Task details.
Reproduce the listing below without changes, except that pictures are left out.

Information given.
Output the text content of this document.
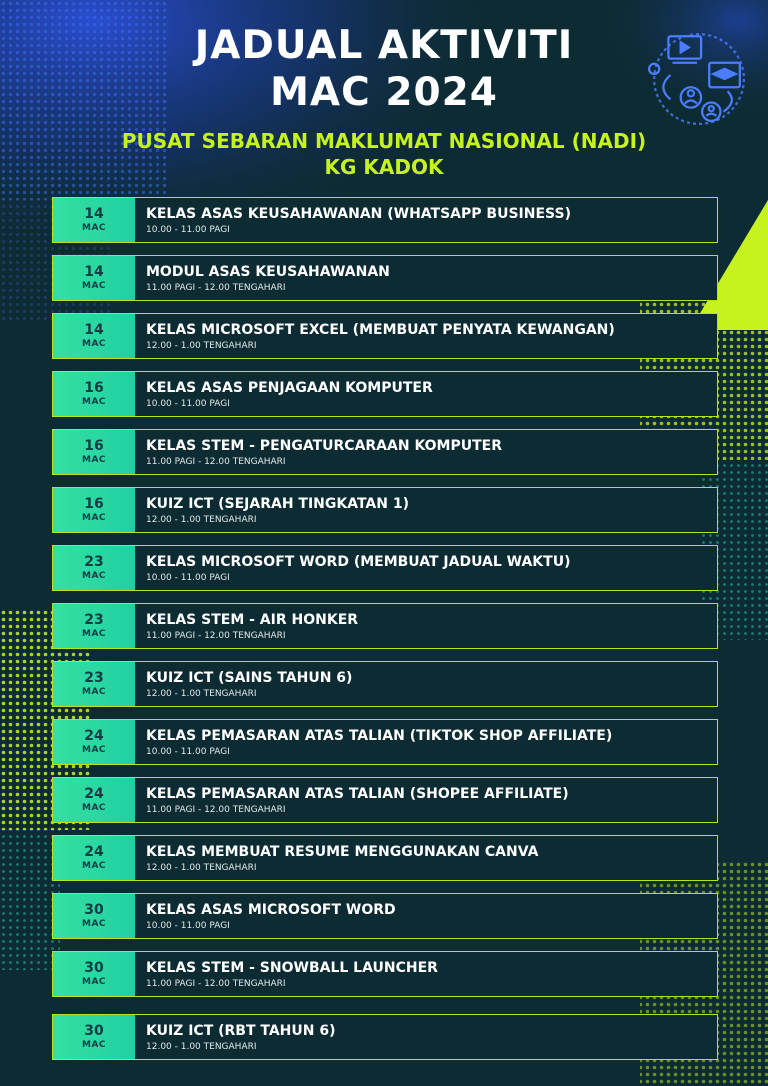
JADUAL AKTIVITI
MAC 2024
PUSAT SEBARAN MAKLUMAT NASIONAL (NADI)
KG KADOK
14
MAC
KELAS ASAS KEUSAHAWANAN (WHATSAPP BUSINESS)
10.00 - 11.00 PAGI
14
MAC
MODUL ASAS KEUSAHAWANAN
11.00 PAGI - 12.00 TENGAHARI
14
MAC
KELAS MICROSOFT EXCEL (MEMBUAT PENYATA KEWANGAN)
12.00 - 1.00 TENGAHARI
16
MAC
KELAS ASAS PENJAGAAN KOMPUTER
10.00 - 11.00 PAGI
16
MAC
KELAS STEM - PENGATURCARAAN KOMPUTER
11.00 PAGI - 12.00 TENGAHARI
16
MAC
KUIZ ICT (SEJARAH TINGKATAN 1)
12.00 - 1.00 TENGAHARI
23
MAC
KELAS MICROSOFT WORD (MEMBUAT JADUAL WAKTU)
10.00 - 11.00 PAGI
23
MAC
KELAS STEM - AIR HONKER
11.00 PAGI - 12.00 TENGAHARI
23
MAC
KUIZ ICT (SAINS TAHUN 6)
12.00 - 1.00 TENGAHARI
24
MAC
KELAS PEMASARAN ATAS TALIAN (TIKTOK SHOP AFFILIATE)
10.00 - 11.00 PAGI
24
MAC
KELAS PEMASARAN ATAS TALIAN (SHOPEE AFFILIATE)
11.00 PAGI - 12.00 TENGAHARI
24
MAC
KELAS MEMBUAT RESUME MENGGUNAKAN CANVA
12.00 - 1.00 TENGAHARI
30
MAC
KELAS ASAS MICROSOFT WORD
10.00 - 11.00 PAGI
30
MAC
KELAS STEM - SNOWBALL LAUNCHER
11.00 PAGI - 12.00 TENGAHARI
30
MAC
KUIZ ICT (RBT TAHUN 6)
12.00 - 1.00 TENGAHARI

Written answer.
Output the text content of this document.
JADUAL AKTIVITI
MAC 2024
PUSAT SEBARAN MAKLUMAT NASIONAL (NADI)
KG KADOK
14
MAC
KELAS ASAS KEUSAHAWANAN (WHATSAPP BUSINESS)
10.00 - 11.00 PAGI
14
MAC
MODUL ASAS KEUSAHAWANAN
11.00 PAGI - 12.00 TENGAHARI
14
MAC
KELAS MICROSOFT EXCEL (MEMBUAT PENYATA KEWANGAN)
12.00 - 1.00 TENGAHARI
16
MAC
KELAS ASAS PENJAGAAN KOMPUTER
10.00 - 11.00 PAGI
16
MAC
KELAS STEM - PENGATURCARAAN KOMPUTER
11.00 PAGI - 12.00 TENGAHARI
16
MAC
KUIZ ICT (SEJARAH TINGKATAN 1)
12.00 - 1.00 TENGAHARI
23
MAC
KELAS MICROSOFT WORD (MEMBUAT JADUAL WAKTU)
10.00 - 11.00 PAGI
23
MAC
KELAS STEM - AIR HONKER
11.00 PAGI - 12.00 TENGAHARI
23
MAC
KUIZ ICT (SAINS TAHUN 6)
12.00 - 1.00 TENGAHARI
24
MAC
KELAS PEMASARAN ATAS TALIAN (TIKTOK SHOP AFFILIATE)
10.00 - 11.00 PAGI
24
MAC
KELAS PEMASARAN ATAS TALIAN (SHOPEE AFFILIATE)
11.00 PAGI - 12.00 TENGAHARI
24
MAC
KELAS MEMBUAT RESUME MENGGUNAKAN CANVA
12.00 - 1.00 TENGAHARI
30
MAC
KELAS ASAS MICROSOFT WORD
10.00 - 11.00 PAGI
30
MAC
KELAS STEM - SNOWBALL LAUNCHER
11.00 PAGI - 12.00 TENGAHARI
30
MAC
KUIZ ICT (RBT TAHUN 6)
12.00 - 1.00 TENGAHARI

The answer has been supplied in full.